REQUIREMENTS:
Find the lines with the string "name" and return them.

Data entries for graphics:
----

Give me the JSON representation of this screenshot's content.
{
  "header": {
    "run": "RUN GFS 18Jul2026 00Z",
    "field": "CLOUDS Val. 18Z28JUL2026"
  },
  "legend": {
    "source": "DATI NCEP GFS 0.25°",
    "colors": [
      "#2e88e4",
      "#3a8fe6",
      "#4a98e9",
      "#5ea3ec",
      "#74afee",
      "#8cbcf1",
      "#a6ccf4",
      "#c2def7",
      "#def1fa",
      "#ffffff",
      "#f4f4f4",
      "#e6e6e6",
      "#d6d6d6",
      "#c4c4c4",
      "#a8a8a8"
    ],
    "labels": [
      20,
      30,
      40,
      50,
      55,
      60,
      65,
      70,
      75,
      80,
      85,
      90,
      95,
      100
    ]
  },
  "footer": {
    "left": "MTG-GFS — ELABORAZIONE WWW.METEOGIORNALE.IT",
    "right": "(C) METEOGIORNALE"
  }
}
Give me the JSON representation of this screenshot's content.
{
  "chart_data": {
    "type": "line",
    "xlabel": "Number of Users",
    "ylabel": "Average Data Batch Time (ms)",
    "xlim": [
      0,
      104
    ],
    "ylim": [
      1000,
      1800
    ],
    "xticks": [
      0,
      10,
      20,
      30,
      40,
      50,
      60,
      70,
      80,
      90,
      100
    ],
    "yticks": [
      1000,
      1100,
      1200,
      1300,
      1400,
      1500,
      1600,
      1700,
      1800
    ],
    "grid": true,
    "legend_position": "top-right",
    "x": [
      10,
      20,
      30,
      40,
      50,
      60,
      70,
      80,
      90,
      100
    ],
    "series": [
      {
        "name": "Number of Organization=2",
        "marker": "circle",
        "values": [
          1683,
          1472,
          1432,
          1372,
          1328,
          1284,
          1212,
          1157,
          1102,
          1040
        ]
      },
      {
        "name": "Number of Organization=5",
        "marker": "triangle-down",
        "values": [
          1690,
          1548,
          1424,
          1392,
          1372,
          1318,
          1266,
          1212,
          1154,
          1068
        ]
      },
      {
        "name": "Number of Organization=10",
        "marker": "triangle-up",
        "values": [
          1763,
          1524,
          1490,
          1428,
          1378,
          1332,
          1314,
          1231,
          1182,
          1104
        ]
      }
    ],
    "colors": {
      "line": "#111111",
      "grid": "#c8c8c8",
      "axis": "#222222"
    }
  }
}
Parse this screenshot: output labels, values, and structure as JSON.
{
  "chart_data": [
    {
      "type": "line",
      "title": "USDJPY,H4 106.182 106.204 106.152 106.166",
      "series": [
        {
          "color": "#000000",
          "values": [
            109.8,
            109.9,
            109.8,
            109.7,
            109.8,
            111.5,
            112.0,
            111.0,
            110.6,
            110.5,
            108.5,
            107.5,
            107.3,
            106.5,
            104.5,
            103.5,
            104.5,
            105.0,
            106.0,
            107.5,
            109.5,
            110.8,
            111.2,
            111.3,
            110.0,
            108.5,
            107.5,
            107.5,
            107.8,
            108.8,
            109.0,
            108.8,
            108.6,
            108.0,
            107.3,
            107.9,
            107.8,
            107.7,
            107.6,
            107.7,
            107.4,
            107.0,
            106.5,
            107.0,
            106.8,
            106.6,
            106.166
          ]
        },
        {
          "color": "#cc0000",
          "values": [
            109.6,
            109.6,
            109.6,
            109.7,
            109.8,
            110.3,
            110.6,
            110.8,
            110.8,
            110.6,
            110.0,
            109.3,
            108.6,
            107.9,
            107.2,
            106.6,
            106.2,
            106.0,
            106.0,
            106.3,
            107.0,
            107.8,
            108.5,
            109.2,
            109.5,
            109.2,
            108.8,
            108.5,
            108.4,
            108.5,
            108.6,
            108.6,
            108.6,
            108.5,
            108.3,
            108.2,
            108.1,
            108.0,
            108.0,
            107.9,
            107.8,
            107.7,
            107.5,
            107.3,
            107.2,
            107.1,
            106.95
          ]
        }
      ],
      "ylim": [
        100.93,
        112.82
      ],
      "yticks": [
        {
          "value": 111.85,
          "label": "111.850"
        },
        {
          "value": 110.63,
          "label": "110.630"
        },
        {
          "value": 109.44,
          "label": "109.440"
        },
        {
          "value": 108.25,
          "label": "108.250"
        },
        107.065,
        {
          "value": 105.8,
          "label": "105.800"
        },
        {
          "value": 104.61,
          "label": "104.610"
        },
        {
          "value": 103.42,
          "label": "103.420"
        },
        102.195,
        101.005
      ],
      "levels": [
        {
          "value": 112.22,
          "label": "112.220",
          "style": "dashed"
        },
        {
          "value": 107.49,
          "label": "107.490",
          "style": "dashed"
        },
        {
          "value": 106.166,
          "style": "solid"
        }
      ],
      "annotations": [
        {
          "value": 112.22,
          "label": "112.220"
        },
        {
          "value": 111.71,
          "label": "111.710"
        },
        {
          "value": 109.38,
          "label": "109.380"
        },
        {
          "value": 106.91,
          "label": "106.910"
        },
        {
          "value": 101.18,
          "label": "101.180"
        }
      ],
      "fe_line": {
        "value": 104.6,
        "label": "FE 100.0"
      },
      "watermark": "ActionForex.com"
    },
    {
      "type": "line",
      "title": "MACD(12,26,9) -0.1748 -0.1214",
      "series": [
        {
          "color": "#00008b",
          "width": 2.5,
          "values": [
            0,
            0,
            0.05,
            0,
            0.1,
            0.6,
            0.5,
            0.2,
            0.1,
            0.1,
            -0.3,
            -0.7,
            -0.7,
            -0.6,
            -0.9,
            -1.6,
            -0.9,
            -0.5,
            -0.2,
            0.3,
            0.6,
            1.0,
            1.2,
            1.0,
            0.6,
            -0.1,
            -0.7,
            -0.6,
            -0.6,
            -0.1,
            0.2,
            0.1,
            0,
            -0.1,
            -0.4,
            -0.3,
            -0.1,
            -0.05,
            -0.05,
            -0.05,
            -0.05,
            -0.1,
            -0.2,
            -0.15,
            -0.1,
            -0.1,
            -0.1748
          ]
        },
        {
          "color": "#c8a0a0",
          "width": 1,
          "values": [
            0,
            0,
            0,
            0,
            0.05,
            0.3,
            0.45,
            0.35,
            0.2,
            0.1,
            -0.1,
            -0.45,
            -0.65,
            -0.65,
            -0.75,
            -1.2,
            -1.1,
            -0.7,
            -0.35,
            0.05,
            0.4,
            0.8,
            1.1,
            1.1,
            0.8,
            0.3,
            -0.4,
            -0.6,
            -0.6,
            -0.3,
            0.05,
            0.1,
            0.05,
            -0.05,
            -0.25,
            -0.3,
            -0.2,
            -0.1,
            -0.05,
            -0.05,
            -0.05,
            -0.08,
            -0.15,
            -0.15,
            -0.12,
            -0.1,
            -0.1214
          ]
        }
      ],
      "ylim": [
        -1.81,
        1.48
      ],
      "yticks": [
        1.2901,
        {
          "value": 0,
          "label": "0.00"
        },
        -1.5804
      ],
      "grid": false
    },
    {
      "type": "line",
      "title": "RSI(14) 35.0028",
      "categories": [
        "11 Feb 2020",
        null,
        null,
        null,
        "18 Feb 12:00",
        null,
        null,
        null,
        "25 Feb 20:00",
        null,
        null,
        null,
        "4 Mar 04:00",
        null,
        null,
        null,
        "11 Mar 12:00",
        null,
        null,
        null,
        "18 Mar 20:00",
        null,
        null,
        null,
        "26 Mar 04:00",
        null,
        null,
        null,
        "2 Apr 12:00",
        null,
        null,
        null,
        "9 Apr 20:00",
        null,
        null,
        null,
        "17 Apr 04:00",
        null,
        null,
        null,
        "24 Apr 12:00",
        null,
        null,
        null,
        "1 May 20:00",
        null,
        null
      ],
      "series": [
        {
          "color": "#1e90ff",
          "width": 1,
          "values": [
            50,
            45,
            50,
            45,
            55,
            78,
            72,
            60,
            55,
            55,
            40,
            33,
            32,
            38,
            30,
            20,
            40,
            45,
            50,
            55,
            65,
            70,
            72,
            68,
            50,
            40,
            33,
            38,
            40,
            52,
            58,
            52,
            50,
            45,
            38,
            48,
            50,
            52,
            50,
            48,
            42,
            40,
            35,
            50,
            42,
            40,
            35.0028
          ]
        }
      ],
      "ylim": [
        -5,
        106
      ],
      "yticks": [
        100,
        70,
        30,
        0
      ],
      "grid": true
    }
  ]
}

----

RESULT OF THIS EXERCISE:
        "name": "Number of Organization=2",
        "name": "Number of Organization=5",
        "name": "Number of Organization=10",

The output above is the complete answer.